§ DO THIS
Reproduce the records. Keep every word exact and include no images.

§ RECORDS SHOWN
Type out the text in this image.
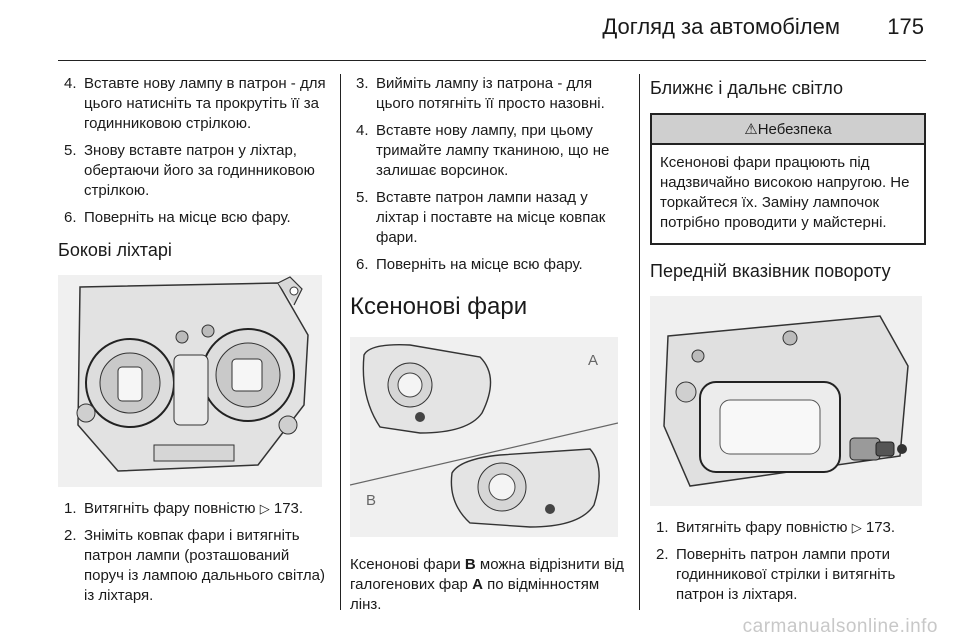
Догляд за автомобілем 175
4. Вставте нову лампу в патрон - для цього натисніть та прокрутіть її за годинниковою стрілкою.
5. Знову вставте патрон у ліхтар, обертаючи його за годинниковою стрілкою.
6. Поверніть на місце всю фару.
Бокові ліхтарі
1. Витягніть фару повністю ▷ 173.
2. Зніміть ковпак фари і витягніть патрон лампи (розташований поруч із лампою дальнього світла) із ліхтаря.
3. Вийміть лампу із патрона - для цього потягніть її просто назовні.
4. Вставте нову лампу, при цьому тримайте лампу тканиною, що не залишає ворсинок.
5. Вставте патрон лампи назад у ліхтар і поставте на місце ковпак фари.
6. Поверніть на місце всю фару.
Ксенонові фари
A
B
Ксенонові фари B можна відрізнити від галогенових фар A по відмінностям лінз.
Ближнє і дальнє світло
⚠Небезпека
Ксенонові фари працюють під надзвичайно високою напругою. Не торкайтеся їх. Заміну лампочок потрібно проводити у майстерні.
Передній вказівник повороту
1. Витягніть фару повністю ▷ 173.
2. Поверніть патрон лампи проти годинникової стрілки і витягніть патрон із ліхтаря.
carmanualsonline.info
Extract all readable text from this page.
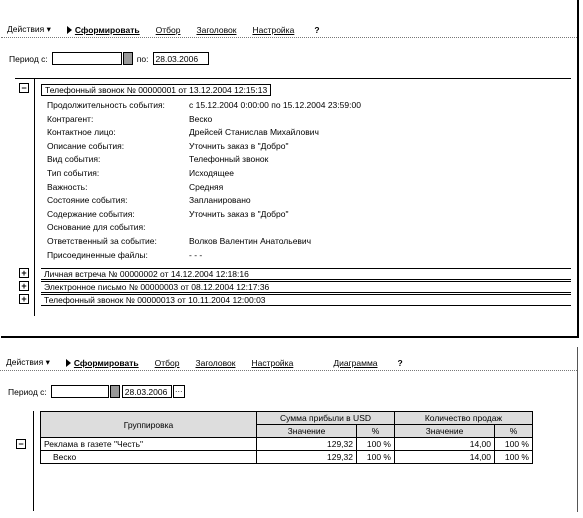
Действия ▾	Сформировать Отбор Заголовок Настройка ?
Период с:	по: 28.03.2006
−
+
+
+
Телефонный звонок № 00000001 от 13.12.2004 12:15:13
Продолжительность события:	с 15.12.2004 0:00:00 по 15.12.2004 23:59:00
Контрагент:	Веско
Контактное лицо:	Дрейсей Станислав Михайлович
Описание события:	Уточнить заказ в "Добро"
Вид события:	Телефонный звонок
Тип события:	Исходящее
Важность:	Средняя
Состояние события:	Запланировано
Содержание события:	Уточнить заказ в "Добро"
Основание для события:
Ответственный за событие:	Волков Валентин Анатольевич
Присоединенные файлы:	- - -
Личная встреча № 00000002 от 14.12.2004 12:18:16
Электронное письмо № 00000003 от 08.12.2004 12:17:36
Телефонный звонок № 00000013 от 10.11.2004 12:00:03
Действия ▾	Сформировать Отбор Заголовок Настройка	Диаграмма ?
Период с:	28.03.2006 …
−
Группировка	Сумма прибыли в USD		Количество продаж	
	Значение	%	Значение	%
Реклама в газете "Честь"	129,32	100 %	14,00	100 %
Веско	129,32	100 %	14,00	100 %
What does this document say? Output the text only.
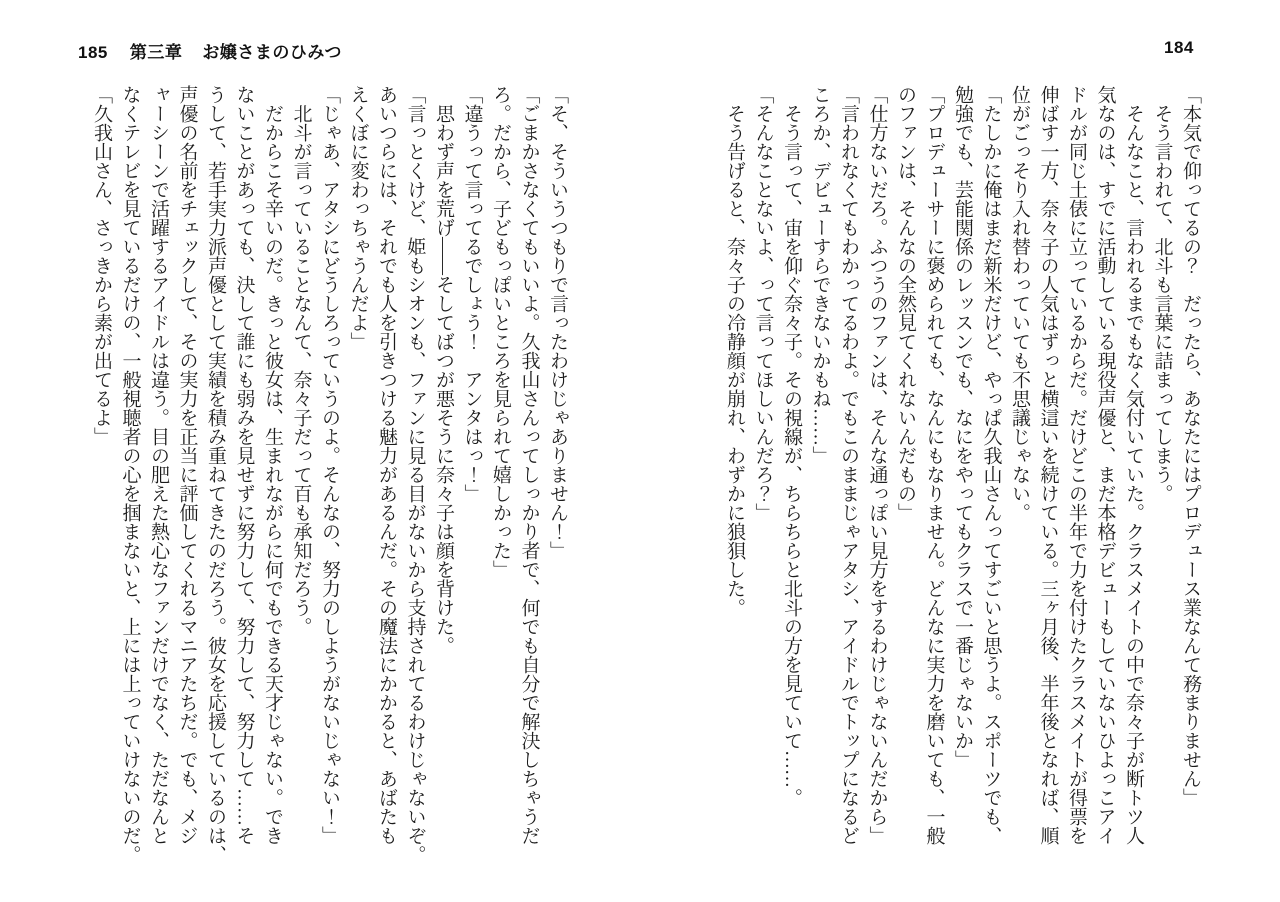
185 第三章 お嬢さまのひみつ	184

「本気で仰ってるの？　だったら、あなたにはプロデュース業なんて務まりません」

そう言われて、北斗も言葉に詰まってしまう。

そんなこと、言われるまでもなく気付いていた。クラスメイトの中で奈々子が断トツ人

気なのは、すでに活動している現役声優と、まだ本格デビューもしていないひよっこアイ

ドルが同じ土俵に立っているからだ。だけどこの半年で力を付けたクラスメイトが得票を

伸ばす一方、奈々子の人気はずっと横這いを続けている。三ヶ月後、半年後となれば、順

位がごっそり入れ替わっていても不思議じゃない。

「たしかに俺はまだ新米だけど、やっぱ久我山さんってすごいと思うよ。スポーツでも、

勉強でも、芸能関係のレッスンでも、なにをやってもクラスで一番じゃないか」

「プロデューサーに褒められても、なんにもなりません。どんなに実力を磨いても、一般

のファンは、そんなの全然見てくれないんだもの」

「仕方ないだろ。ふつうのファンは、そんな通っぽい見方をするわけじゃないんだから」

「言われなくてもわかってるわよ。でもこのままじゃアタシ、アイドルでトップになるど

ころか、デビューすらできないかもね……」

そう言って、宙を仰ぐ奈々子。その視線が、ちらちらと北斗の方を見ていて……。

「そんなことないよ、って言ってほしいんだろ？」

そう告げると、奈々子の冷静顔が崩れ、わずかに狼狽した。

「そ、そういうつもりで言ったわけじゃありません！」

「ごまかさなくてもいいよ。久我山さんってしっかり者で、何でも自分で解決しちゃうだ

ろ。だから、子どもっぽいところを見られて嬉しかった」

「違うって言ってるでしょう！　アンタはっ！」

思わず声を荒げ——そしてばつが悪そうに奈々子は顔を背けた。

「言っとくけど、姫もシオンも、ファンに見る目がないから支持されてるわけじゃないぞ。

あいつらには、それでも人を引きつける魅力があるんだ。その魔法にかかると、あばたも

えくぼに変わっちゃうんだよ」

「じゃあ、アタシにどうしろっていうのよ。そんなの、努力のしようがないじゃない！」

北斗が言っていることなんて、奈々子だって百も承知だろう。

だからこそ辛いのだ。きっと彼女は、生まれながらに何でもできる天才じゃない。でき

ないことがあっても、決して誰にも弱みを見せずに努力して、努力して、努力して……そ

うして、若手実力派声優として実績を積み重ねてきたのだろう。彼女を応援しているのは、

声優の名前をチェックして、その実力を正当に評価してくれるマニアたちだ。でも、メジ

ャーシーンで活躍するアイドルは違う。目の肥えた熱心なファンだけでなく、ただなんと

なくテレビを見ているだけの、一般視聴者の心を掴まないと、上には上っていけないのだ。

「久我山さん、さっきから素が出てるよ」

§ EXERCISE RESULT
Type out the text in this image.
Догляд за автомобілем 175
4. Вставте нову лампу в патрон - для цього натисніть та прокрутіть її за годинниковою стрілкою.
5. Знову вставте патрон у ліхтар, обертаючи його за годинниковою стрілкою.
6. Поверніть на місце всю фару.
Бокові ліхтарі
1. Витягніть фару повністю ▷ 173.
2. Зніміть ковпак фари і витягніть патрон лампи (розташований поруч із лампою дальнього світла) із ліхтаря.
3. Вийміть лампу із патрона - для цього потягніть її просто назовні.
4. Вставте нову лампу, при цьому тримайте лампу тканиною, що не залишає ворсинок.
5. Вставте патрон лампи назад у ліхтар і поставте на місце ковпак фари.
6. Поверніть на місце всю фару.
Ксенонові фари
A
B
Ксенонові фари B можна відрізнити від галогенових фар A по відмінностям лінз.
Ближнє і дальнє світло
⚠Небезпека
Ксенонові фари працюють під надзвичайно високою напругою. Не торкайтеся їх. Заміну лампочок потрібно проводити у майстерні.
Передній вказівник повороту
1. Витягніть фару повністю ▷ 173.
2. Поверніть патрон лампи проти годинникової стрілки і витягніть патрон із ліхтаря.
carmanualsonline.info
Extract all readable text from this page.
Действия ▾	Сформировать Отбор Заголовок Настройка ?
Период с:	по: 28.03.2006
−
+
+
+
Телефонный звонок № 00000001 от 13.12.2004 12:15:13
Продолжительность события:	с 15.12.2004 0:00:00 по 15.12.2004 23:59:00
Контрагент:	Веско
Контактное лицо:	Дрейсей Станислав Михайлович
Описание события:	Уточнить заказ в "Добро"
Вид события:	Телефонный звонок
Тип события:	Исходящее
Важность:	Средняя
Состояние события:	Запланировано
Содержание события:	Уточнить заказ в "Добро"
Основание для события:
Ответственный за событие:	Волков Валентин Анатольевич
Присоединенные файлы:	- - -
Личная встреча № 00000002 от 14.12.2004 12:18:16
Электронное письмо № 00000003 от 08.12.2004 12:17:36
Телефонный звонок № 00000013 от 10.11.2004 12:00:03
Действия ▾	Сформировать Отбор Заголовок Настройка	Диаграмма ?
Период с:	28.03.2006 …
−
Группировка	Сумма прибыли в USD		Количество продаж	
	Значение	%	Значение	%
Реклама в газете "Честь"	129,32	100 %	14,00	100 %
Веско	129,32	100 %	14,00	100 %
What does this document say? Output the text only.
185 第三章 お嬢さまのひみつ	184

「本気で仰ってるの？　だったら、あなたにはプロデュース業なんて務まりません」

そう言われて、北斗も言葉に詰まってしまう。

そんなこと、言われるまでもなく気付いていた。クラスメイトの中で奈々子が断トツ人

気なのは、すでに活動している現役声優と、まだ本格デビューもしていないひよっこアイ

ドルが同じ土俵に立っているからだ。だけどこの半年で力を付けたクラスメイトが得票を

伸ばす一方、奈々子の人気はずっと横這いを続けている。三ヶ月後、半年後となれば、順

位がごっそり入れ替わっていても不思議じゃない。

「たしかに俺はまだ新米だけど、やっぱ久我山さんってすごいと思うよ。スポーツでも、

勉強でも、芸能関係のレッスンでも、なにをやってもクラスで一番じゃないか」

「プロデューサーに褒められても、なんにもなりません。どんなに実力を磨いても、一般

のファンは、そんなの全然見てくれないんだもの」

「仕方ないだろ。ふつうのファンは、そんな通っぽい見方をするわけじゃないんだから」

「言われなくてもわかってるわよ。でもこのままじゃアタシ、アイドルでトップになるど

ころか、デビューすらできないかもね……」

そう言って、宙を仰ぐ奈々子。その視線が、ちらちらと北斗の方を見ていて……。

「そんなことないよ、って言ってほしいんだろ？」

そう告げると、奈々子の冷静顔が崩れ、わずかに狼狽した。

「そ、そういうつもりで言ったわけじゃありません！」

「ごまかさなくてもいいよ。久我山さんってしっかり者で、何でも自分で解決しちゃうだ

ろ。だから、子どもっぽいところを見られて嬉しかった」

「違うって言ってるでしょう！　アンタはっ！」

思わず声を荒げ——そしてばつが悪そうに奈々子は顔を背けた。

「言っとくけど、姫もシオンも、ファンに見る目がないから支持されてるわけじゃないぞ。

あいつらには、それでも人を引きつける魅力があるんだ。その魔法にかかると、あばたも

えくぼに変わっちゃうんだよ」

「じゃあ、アタシにどうしろっていうのよ。そんなの、努力のしようがないじゃない！」

北斗が言っていることなんて、奈々子だって百も承知だろう。

だからこそ辛いのだ。きっと彼女は、生まれながらに何でもできる天才じゃない。でき

ないことがあっても、決して誰にも弱みを見せずに努力して、努力して、努力して……そ

うして、若手実力派声優として実績を積み重ねてきたのだろう。彼女を応援しているのは、

声優の名前をチェックして、その実力を正当に評価してくれるマニアたちだ。でも、メジ

ャーシーンで活躍するアイドルは違う。目の肥えた熱心なファンだけでなく、ただなんと

なくテレビを見ているだけの、一般視聴者の心を掴まないと、上には上っていけないのだ。

「久我山さん、さっきから素が出てるよ」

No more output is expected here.